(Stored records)
+ + + +

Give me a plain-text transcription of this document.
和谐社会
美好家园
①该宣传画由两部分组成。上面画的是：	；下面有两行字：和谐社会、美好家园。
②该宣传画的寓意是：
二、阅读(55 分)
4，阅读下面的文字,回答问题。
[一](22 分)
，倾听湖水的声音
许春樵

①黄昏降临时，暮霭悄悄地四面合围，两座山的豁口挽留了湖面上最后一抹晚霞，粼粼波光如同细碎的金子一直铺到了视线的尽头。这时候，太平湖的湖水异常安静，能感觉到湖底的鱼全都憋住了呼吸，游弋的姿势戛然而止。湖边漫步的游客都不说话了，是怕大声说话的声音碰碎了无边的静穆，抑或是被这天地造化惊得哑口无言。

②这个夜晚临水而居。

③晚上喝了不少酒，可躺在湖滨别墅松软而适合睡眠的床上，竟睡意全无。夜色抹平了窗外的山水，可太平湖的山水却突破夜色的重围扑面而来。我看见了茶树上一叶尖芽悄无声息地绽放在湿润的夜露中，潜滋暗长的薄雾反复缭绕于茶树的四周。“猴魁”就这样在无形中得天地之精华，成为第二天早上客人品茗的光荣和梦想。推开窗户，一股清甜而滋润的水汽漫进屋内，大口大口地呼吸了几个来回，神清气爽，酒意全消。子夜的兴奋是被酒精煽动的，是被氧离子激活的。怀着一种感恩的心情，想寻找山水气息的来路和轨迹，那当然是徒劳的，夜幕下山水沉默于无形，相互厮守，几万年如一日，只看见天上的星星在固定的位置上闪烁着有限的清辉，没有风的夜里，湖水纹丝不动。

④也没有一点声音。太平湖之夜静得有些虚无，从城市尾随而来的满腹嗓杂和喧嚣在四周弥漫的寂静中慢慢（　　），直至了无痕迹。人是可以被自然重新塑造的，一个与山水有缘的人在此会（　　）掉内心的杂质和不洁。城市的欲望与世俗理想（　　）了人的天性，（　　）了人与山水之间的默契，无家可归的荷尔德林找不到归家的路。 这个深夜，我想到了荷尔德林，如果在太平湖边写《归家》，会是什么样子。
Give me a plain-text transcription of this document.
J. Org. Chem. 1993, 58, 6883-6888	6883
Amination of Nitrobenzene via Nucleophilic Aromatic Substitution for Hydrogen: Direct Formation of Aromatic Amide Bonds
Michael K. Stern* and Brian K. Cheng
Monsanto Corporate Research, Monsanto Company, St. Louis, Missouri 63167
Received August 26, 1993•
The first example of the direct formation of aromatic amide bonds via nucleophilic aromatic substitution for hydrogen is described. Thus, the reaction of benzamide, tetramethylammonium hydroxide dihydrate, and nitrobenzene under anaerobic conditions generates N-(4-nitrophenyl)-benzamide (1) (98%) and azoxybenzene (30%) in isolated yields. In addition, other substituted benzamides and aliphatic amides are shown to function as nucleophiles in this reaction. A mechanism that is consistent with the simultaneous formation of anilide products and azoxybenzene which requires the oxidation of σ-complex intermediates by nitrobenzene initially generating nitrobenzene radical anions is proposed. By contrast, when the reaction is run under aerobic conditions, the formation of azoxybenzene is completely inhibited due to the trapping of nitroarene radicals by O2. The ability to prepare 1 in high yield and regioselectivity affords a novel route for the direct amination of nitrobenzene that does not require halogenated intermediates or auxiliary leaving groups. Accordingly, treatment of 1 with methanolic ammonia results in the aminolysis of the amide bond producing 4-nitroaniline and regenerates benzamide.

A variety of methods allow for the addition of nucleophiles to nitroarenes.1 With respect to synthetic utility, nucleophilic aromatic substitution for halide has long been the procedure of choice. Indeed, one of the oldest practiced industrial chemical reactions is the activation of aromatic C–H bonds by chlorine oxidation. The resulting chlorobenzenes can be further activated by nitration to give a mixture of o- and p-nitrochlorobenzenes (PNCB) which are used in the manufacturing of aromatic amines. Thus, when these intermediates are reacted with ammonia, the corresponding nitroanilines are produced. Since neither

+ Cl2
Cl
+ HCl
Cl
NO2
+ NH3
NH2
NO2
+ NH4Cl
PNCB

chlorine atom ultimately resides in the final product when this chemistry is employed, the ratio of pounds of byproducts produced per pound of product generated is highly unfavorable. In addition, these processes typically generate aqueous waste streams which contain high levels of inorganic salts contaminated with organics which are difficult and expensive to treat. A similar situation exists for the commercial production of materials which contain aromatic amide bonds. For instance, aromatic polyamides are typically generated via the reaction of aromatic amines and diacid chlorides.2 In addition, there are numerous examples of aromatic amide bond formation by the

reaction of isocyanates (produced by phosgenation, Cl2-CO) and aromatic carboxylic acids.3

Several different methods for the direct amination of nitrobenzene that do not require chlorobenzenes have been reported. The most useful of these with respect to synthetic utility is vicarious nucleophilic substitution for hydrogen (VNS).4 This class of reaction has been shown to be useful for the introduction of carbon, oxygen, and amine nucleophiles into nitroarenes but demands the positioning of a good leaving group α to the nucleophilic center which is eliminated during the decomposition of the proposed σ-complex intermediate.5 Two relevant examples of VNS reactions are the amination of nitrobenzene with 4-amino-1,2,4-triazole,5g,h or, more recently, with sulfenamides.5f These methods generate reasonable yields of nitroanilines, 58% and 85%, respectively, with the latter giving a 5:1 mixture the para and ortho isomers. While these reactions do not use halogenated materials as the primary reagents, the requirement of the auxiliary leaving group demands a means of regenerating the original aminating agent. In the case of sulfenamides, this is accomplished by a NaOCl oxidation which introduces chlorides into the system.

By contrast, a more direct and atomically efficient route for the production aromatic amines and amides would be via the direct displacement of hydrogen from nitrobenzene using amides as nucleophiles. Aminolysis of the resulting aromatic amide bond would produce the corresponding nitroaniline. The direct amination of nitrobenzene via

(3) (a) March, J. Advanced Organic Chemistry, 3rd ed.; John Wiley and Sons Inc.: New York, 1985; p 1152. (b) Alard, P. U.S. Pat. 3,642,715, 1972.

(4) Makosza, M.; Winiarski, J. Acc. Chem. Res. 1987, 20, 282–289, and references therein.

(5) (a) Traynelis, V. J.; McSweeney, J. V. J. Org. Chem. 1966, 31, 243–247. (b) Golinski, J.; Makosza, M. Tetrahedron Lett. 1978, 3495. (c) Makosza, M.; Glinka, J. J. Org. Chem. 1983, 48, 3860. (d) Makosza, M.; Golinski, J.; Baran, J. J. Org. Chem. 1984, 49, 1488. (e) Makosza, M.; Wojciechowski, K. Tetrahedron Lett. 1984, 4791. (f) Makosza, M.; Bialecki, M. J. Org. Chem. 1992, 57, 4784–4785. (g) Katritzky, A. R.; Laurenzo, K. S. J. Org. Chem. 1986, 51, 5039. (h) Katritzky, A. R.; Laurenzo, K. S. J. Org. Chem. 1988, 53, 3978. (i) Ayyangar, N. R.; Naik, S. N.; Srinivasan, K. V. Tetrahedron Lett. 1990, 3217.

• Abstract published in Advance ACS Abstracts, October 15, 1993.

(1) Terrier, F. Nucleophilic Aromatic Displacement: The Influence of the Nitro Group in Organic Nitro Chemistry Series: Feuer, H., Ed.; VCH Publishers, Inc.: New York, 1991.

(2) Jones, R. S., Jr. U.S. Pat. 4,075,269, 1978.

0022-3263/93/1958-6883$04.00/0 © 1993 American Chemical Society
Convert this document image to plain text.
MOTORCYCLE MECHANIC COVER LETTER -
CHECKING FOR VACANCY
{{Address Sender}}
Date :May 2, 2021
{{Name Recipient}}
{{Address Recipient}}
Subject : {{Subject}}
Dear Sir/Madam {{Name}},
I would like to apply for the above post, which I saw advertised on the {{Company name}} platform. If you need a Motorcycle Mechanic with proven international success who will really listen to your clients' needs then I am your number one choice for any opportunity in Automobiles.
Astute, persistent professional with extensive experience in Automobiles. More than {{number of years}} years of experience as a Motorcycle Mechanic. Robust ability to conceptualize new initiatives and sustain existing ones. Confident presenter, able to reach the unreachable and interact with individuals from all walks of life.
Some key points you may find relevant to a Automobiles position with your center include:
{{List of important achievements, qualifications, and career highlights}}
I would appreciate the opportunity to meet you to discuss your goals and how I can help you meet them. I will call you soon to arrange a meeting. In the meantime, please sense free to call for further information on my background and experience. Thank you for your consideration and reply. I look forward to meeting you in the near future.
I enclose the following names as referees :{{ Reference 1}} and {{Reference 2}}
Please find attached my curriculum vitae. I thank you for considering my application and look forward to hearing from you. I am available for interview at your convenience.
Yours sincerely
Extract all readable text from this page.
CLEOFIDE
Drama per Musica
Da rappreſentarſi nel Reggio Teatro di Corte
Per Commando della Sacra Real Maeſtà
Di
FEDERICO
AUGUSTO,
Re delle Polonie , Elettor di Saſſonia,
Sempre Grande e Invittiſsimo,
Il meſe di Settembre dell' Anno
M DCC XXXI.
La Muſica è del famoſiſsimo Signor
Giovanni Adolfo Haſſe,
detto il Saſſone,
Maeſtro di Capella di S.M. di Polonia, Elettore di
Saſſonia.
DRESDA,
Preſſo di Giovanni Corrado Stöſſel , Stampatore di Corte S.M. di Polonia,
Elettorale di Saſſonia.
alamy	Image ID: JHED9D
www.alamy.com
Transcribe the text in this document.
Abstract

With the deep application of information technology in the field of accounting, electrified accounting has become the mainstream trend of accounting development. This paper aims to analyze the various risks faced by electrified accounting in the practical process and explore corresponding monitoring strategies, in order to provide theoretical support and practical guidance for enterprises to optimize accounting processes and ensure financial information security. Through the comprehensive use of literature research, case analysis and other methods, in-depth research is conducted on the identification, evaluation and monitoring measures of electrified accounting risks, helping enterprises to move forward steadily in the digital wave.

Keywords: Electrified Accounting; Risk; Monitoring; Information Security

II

+ + + +

**Short exercise**
Return each line that includes "Corte".

**Full solution**
Da rappreſentarſi nel Reggio Teatro di Corte
Preſſo di Giovanni Corrado Stöſſel , Stampatore di Corte S.M. di Polonia,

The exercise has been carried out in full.